• _Written exercise_: Take from the listing each line that has the string "What".

[Records from a collection of figures]
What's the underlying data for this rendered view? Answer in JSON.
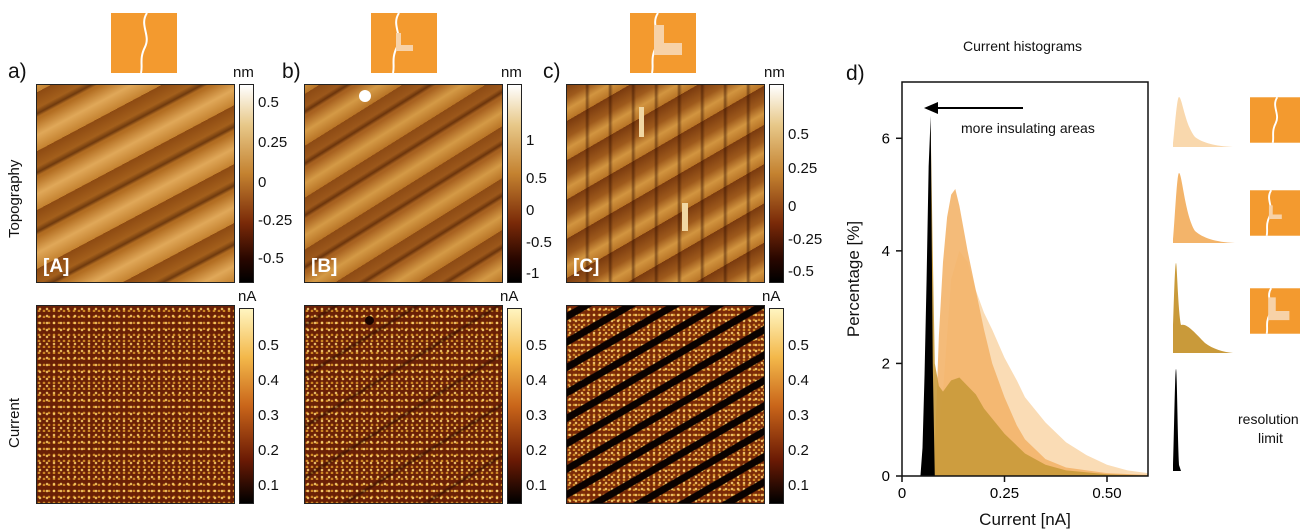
{
  "panels": [
    {
      "letter": "a)",
      "topo": {
        "unit": "nm",
        "ticks": [
          "0.5",
          "0.25",
          "0",
          "-0.25",
          "-0.5"
        ],
        "tag": "[A]"
      },
      "current": {
        "unit": "nA",
        "ticks": [
          "0.5",
          "0.4",
          "0.3",
          "0.2",
          "0.1"
        ]
      }
    },
    {
      "letter": "b)",
      "topo": {
        "unit": "nm",
        "ticks": [
          "1",
          "0.5",
          "0",
          "-0.5",
          "-1"
        ],
        "tag": "[B]"
      },
      "current": {
        "unit": "nA",
        "ticks": [
          "0.5",
          "0.4",
          "0.3",
          "0.2",
          "0.1"
        ]
      }
    },
    {
      "letter": "c)",
      "topo": {
        "unit": "nm",
        "ticks": [
          "0.5",
          "0.25",
          "0",
          "-0.25",
          "-0.5"
        ],
        "tag": "[C]"
      },
      "current": {
        "unit": "nA",
        "ticks": [
          "0.5",
          "0.4",
          "0.3",
          "0.2",
          "0.1"
        ]
      }
    }
  ],
  "row_labels": {
    "topography": "Topography",
    "current": "Current"
  },
  "histogram": {
    "letter": "d)",
    "title": "Current histograms",
    "annotation": "more insulating areas",
    "resolution_label_1": "resolution",
    "resolution_label_2": "limit"
  },
  "colors": {
    "orange": "#f39a2f",
    "hist_light": "#f9d8ad",
    "hist_mid": "#f3b46a",
    "hist_dark": "#c99a3a",
    "hist_black": "#000000"
  },
  "chart_data": {
    "type": "area",
    "title": "Current histograms",
    "xlabel": "Current [nA]",
    "ylabel": "Percentage [%]",
    "xlim": [
      0,
      0.6
    ],
    "ylim": [
      0,
      7
    ],
    "xticks": [
      0,
      0.25,
      0.5
    ],
    "xtick_labels": [
      "0",
      "0.25",
      "0.50"
    ],
    "yticks": [
      0,
      2,
      4,
      6
    ],
    "ytick_labels": [
      "0",
      "2",
      "4",
      "6"
    ],
    "grid": false,
    "series": [
      {
        "color": "#f9d8ad",
        "x": [
          0.08,
          0.1,
          0.12,
          0.14,
          0.16,
          0.18,
          0.2,
          0.22,
          0.25,
          0.28,
          0.3,
          0.35,
          0.4,
          0.45,
          0.5,
          0.55,
          0.6
        ],
        "y": [
          0.2,
          1.5,
          3.5,
          4.0,
          3.8,
          3.3,
          2.9,
          2.6,
          2.1,
          1.7,
          1.4,
          0.95,
          0.6,
          0.37,
          0.2,
          0.1,
          0.05
        ]
      },
      {
        "color": "#f3b46a",
        "x": [
          0.08,
          0.09,
          0.1,
          0.11,
          0.12,
          0.13,
          0.14,
          0.16,
          0.18,
          0.2,
          0.22,
          0.25,
          0.28,
          0.3,
          0.35,
          0.4,
          0.5,
          0.6
        ],
        "y": [
          0.5,
          2.5,
          3.8,
          4.6,
          5.0,
          5.1,
          4.8,
          4.0,
          3.3,
          2.6,
          2.0,
          1.4,
          0.9,
          0.65,
          0.3,
          0.15,
          0.05,
          0.02
        ]
      },
      {
        "color": "#c99a3a",
        "x": [
          0.06,
          0.065,
          0.07,
          0.075,
          0.08,
          0.09,
          0.1,
          0.12,
          0.14,
          0.16,
          0.18,
          0.2,
          0.25,
          0.3,
          0.35,
          0.4,
          0.5,
          0.6
        ],
        "y": [
          0.5,
          3.0,
          6.2,
          4.0,
          2.0,
          1.6,
          1.5,
          1.7,
          1.75,
          1.6,
          1.45,
          1.2,
          0.75,
          0.4,
          0.2,
          0.1,
          0.03,
          0.01
        ]
      },
      {
        "color": "#000000",
        "x": [
          0.045,
          0.05,
          0.055,
          0.06,
          0.065,
          0.07,
          0.075,
          0.08
        ],
        "y": [
          0.0,
          0.5,
          1.8,
          3.5,
          5.5,
          6.4,
          2.0,
          0.0
        ]
      }
    ]
  }
}
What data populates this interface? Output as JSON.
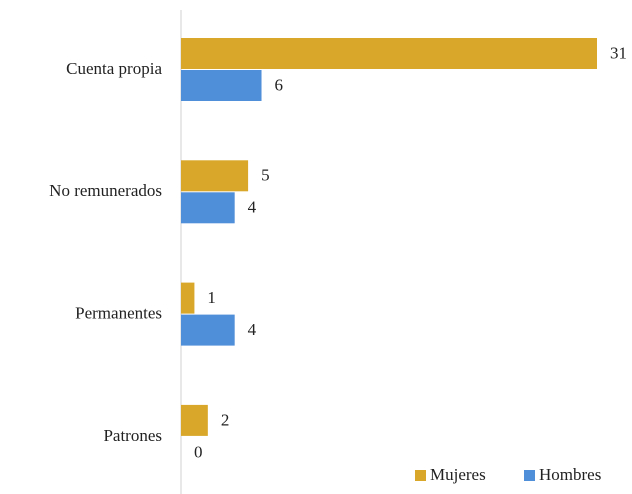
{
  "chart_data": {
    "type": "bar",
    "orientation": "horizontal",
    "categories": [
      "Cuenta propia",
      "No remunerados",
      "Permanentes",
      "Patrones"
    ],
    "series": [
      {
        "name": "Mujeres",
        "color": "#d9a82a",
        "values": [
          31,
          5,
          1,
          2
        ]
      },
      {
        "name": "Hombres",
        "color": "#4f8ed8",
        "values": [
          6,
          4,
          4,
          0
        ]
      }
    ],
    "legend": "bottom-right"
  }
}
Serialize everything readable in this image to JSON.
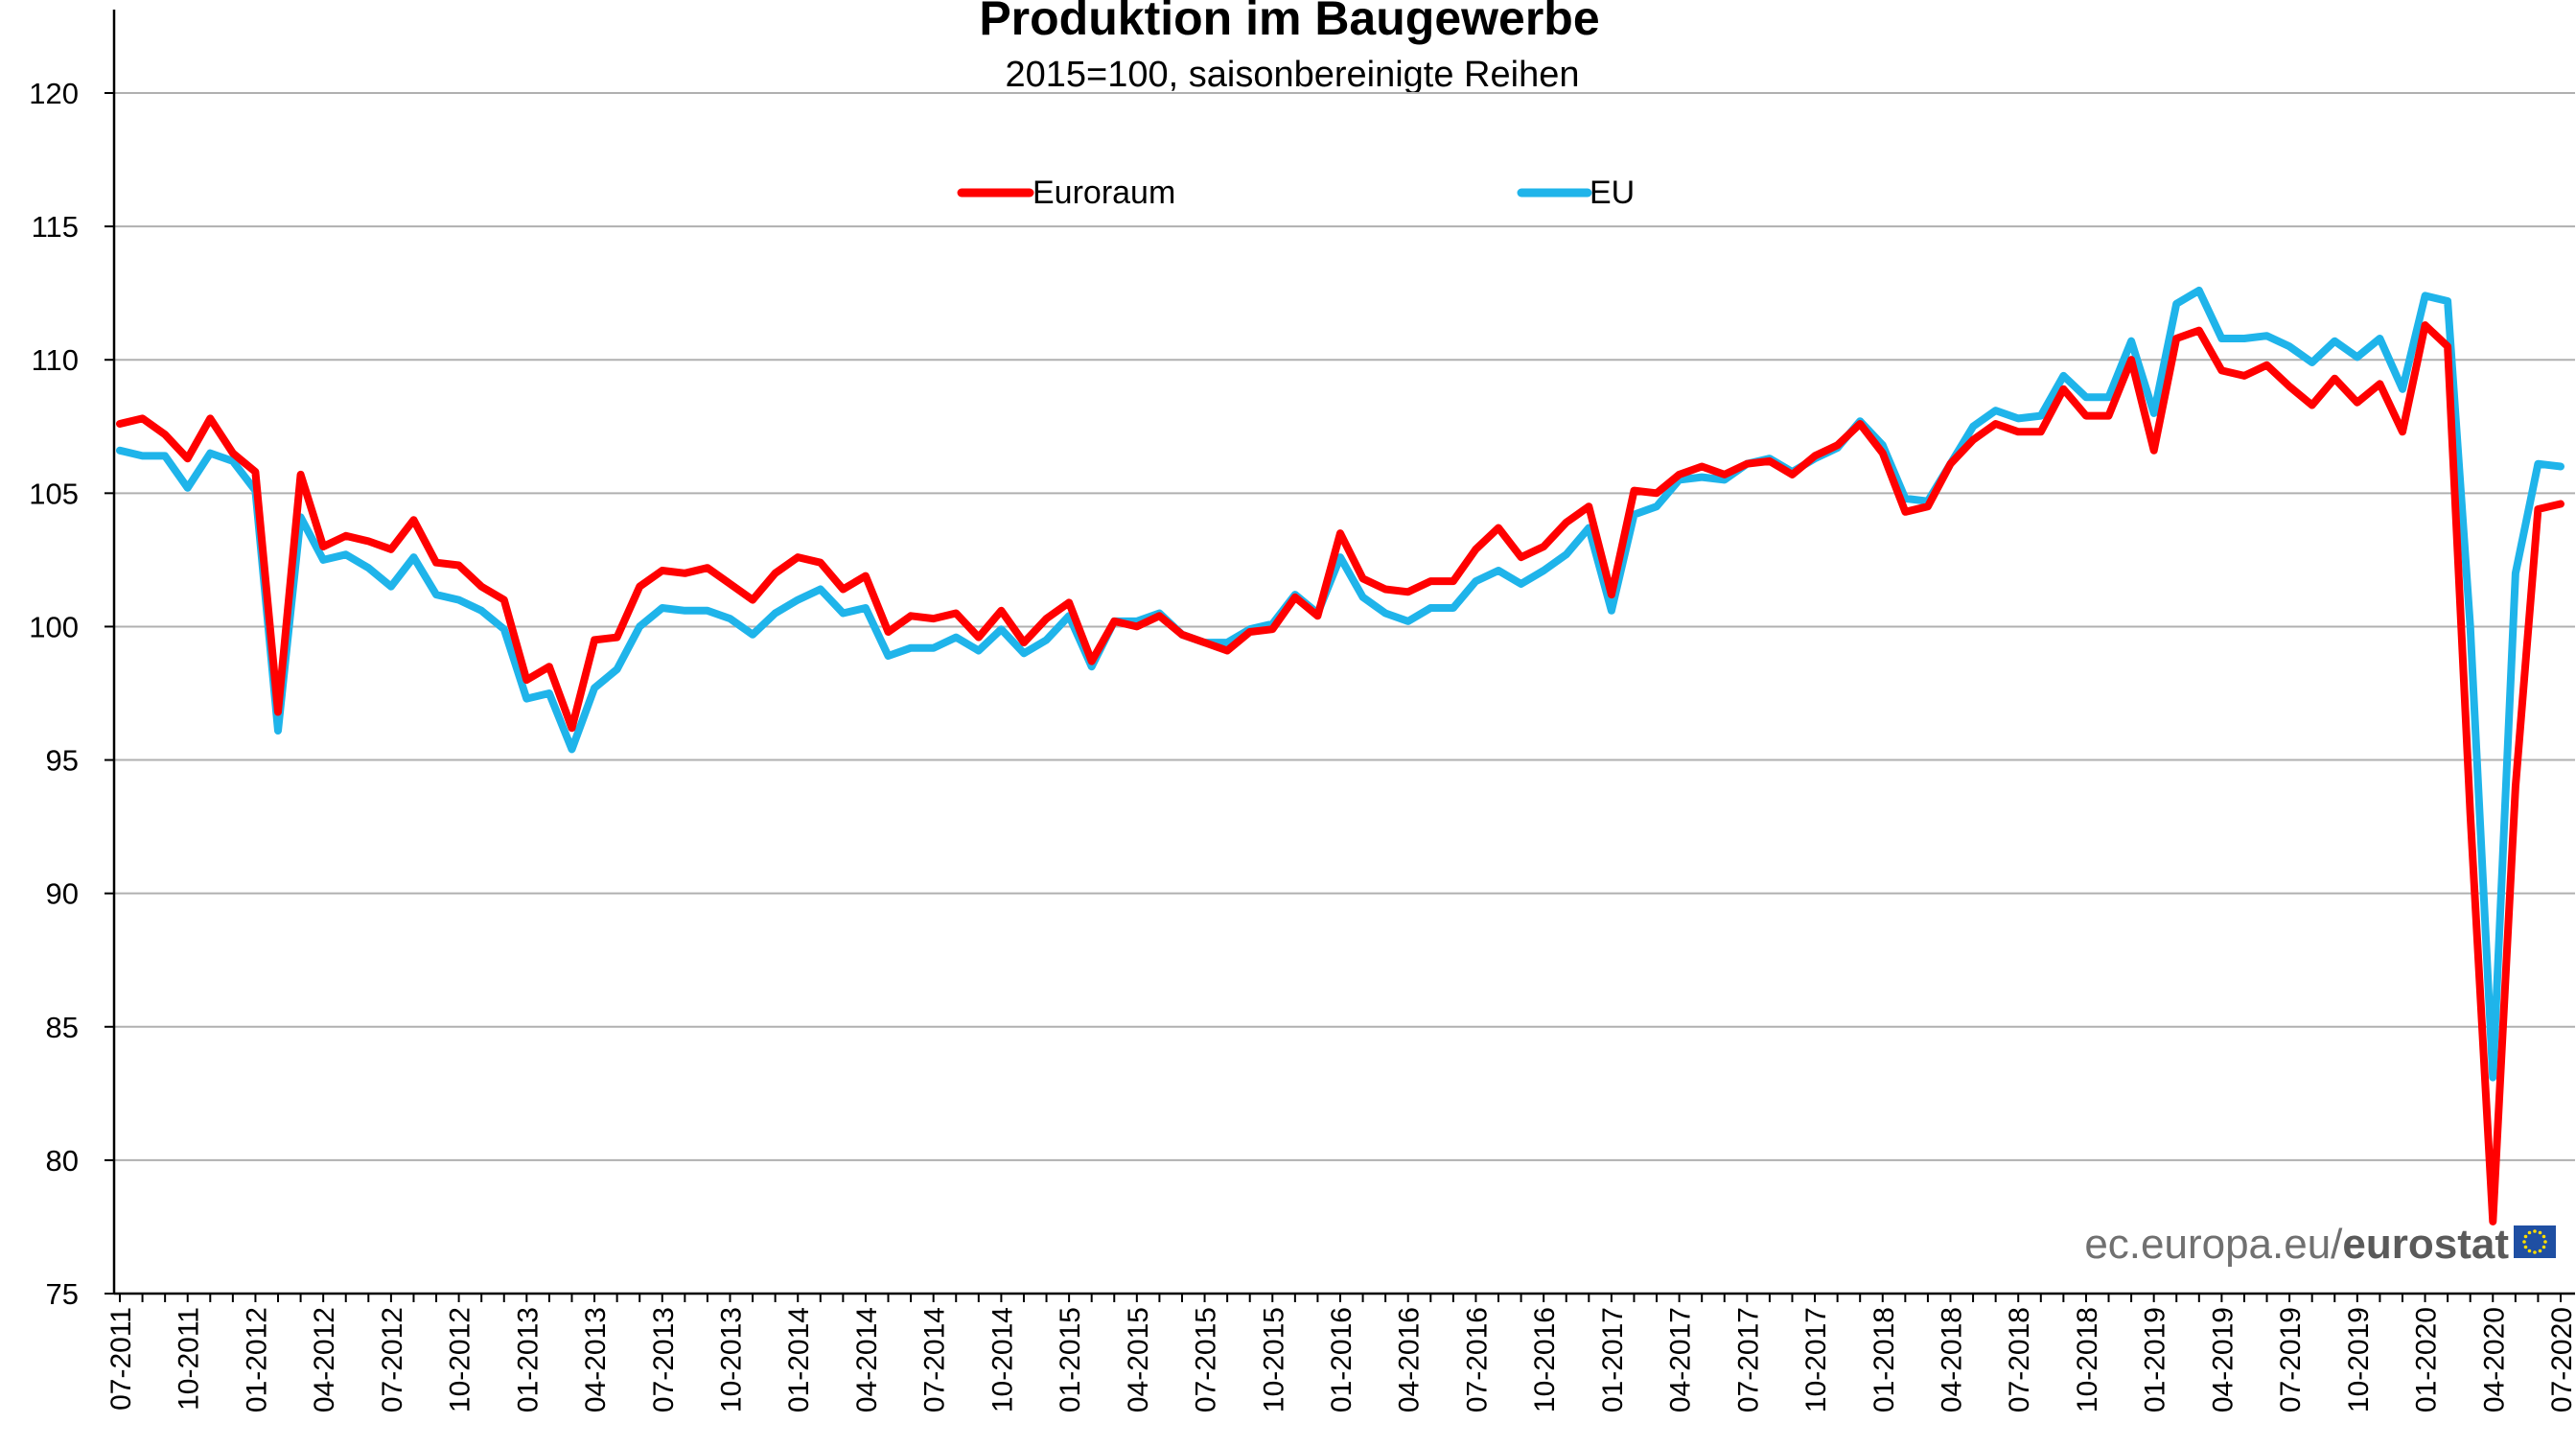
{
  "chart_data": {
    "type": "line",
    "title": "Produktion im Baugewerbe",
    "subtitle": "2015=100, saisonbereinigte Reihen",
    "ylim": [
      75,
      120
    ],
    "yticks": [
      75,
      80,
      85,
      90,
      95,
      100,
      105,
      110,
      115,
      120
    ],
    "grid": true,
    "legend_position": "top-center",
    "x": [
      "07-2011",
      "08-2011",
      "09-2011",
      "10-2011",
      "11-2011",
      "12-2011",
      "01-2012",
      "02-2012",
      "03-2012",
      "04-2012",
      "05-2012",
      "06-2012",
      "07-2012",
      "08-2012",
      "09-2012",
      "10-2012",
      "11-2012",
      "12-2012",
      "01-2013",
      "02-2013",
      "03-2013",
      "04-2013",
      "05-2013",
      "06-2013",
      "07-2013",
      "08-2013",
      "09-2013",
      "10-2013",
      "11-2013",
      "12-2013",
      "01-2014",
      "02-2014",
      "03-2014",
      "04-2014",
      "05-2014",
      "06-2014",
      "07-2014",
      "08-2014",
      "09-2014",
      "10-2014",
      "11-2014",
      "12-2014",
      "01-2015",
      "02-2015",
      "03-2015",
      "04-2015",
      "05-2015",
      "06-2015",
      "07-2015",
      "08-2015",
      "09-2015",
      "10-2015",
      "11-2015",
      "12-2015",
      "01-2016",
      "02-2016",
      "03-2016",
      "04-2016",
      "05-2016",
      "06-2016",
      "07-2016",
      "08-2016",
      "09-2016",
      "10-2016",
      "11-2016",
      "12-2016",
      "01-2017",
      "02-2017",
      "03-2017",
      "04-2017",
      "05-2017",
      "06-2017",
      "07-2017",
      "08-2017",
      "09-2017",
      "10-2017",
      "11-2017",
      "12-2017",
      "01-2018",
      "02-2018",
      "03-2018",
      "04-2018",
      "05-2018",
      "06-2018",
      "07-2018",
      "08-2018",
      "09-2018",
      "10-2018",
      "11-2018",
      "12-2018",
      "01-2019",
      "02-2019",
      "03-2019",
      "04-2019",
      "05-2019",
      "06-2019",
      "07-2019",
      "08-2019",
      "09-2019",
      "10-2019",
      "11-2019",
      "12-2019",
      "01-2020",
      "02-2020",
      "03-2020",
      "04-2020",
      "05-2020",
      "06-2020",
      "07-2020"
    ],
    "xtick_labels": [
      "07-2011",
      "10-2011",
      "01-2012",
      "04-2012",
      "07-2012",
      "10-2012",
      "01-2013",
      "04-2013",
      "07-2013",
      "10-2013",
      "01-2014",
      "04-2014",
      "07-2014",
      "10-2014",
      "01-2015",
      "04-2015",
      "07-2015",
      "10-2015",
      "01-2016",
      "04-2016",
      "07-2016",
      "10-2016",
      "01-2017",
      "04-2017",
      "07-2017",
      "10-2017",
      "01-2018",
      "04-2018",
      "07-2018",
      "10-2018",
      "01-2019",
      "04-2019",
      "07-2019",
      "10-2019",
      "01-2020",
      "04-2020",
      "07-2020"
    ],
    "series": [
      {
        "name": "Euroraum",
        "color": "#ff0000",
        "values": [
          107.6,
          107.8,
          107.2,
          106.3,
          107.8,
          106.5,
          105.8,
          96.8,
          105.7,
          103.0,
          103.4,
          103.2,
          102.9,
          104.0,
          102.4,
          102.3,
          101.5,
          101.0,
          98.0,
          98.5,
          96.2,
          99.5,
          99.6,
          101.5,
          102.1,
          102.0,
          102.2,
          101.6,
          101.0,
          102.0,
          102.6,
          102.4,
          101.4,
          101.9,
          99.8,
          100.4,
          100.3,
          100.5,
          99.6,
          100.6,
          99.4,
          100.3,
          100.9,
          98.7,
          100.2,
          100.0,
          100.4,
          99.7,
          99.4,
          99.1,
          99.8,
          99.9,
          101.1,
          100.4,
          103.5,
          101.8,
          101.4,
          101.3,
          101.7,
          101.7,
          102.9,
          103.7,
          102.6,
          103.0,
          103.9,
          104.5,
          101.2,
          105.1,
          105.0,
          105.7,
          106.0,
          105.7,
          106.1,
          106.2,
          105.7,
          106.4,
          106.8,
          107.6,
          106.5,
          104.3,
          104.5,
          106.1,
          107.0,
          107.6,
          107.3,
          107.3,
          108.9,
          107.9,
          107.9,
          110.0,
          106.6,
          110.8,
          111.1,
          109.6,
          109.4,
          109.8,
          109.0,
          108.3,
          109.3,
          108.4,
          109.1,
          107.3,
          111.3,
          110.5,
          93.0,
          77.7,
          94.0,
          104.4,
          104.6
        ]
      },
      {
        "name": "EU",
        "color": "#1fb4ea",
        "values": [
          106.6,
          106.4,
          106.4,
          105.2,
          106.5,
          106.2,
          105.1,
          96.1,
          104.1,
          102.5,
          102.7,
          102.2,
          101.5,
          102.6,
          101.2,
          101.0,
          100.6,
          99.9,
          97.3,
          97.5,
          95.4,
          97.7,
          98.4,
          100.0,
          100.7,
          100.6,
          100.6,
          100.3,
          99.7,
          100.5,
          101.0,
          101.4,
          100.5,
          100.7,
          98.9,
          99.2,
          99.2,
          99.6,
          99.1,
          99.9,
          99.0,
          99.5,
          100.4,
          98.5,
          100.2,
          100.2,
          100.5,
          99.7,
          99.4,
          99.4,
          99.9,
          100.1,
          101.2,
          100.5,
          102.6,
          101.1,
          100.5,
          100.2,
          100.7,
          100.7,
          101.7,
          102.1,
          101.6,
          102.1,
          102.7,
          103.7,
          100.6,
          104.2,
          104.5,
          105.5,
          105.6,
          105.5,
          106.1,
          106.3,
          105.8,
          106.3,
          106.7,
          107.7,
          106.8,
          104.8,
          104.7,
          106.1,
          107.5,
          108.1,
          107.8,
          107.9,
          109.4,
          108.6,
          108.6,
          110.7,
          108.0,
          112.1,
          112.6,
          110.8,
          110.8,
          110.9,
          110.5,
          109.9,
          110.7,
          110.1,
          110.8,
          108.9,
          112.4,
          112.2,
          100.0,
          83.1,
          102.0,
          106.1,
          106.0
        ]
      }
    ]
  },
  "source": {
    "domain": "ec.europa.eu/",
    "brand": "eurostat",
    "flag_color": "#1f4fa3",
    "star_color": "#ffdd00"
  }
}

• _The result_:
What's the underlying data for this rendered view? Answer in JSON.
What data populates this interface? Output as JSON.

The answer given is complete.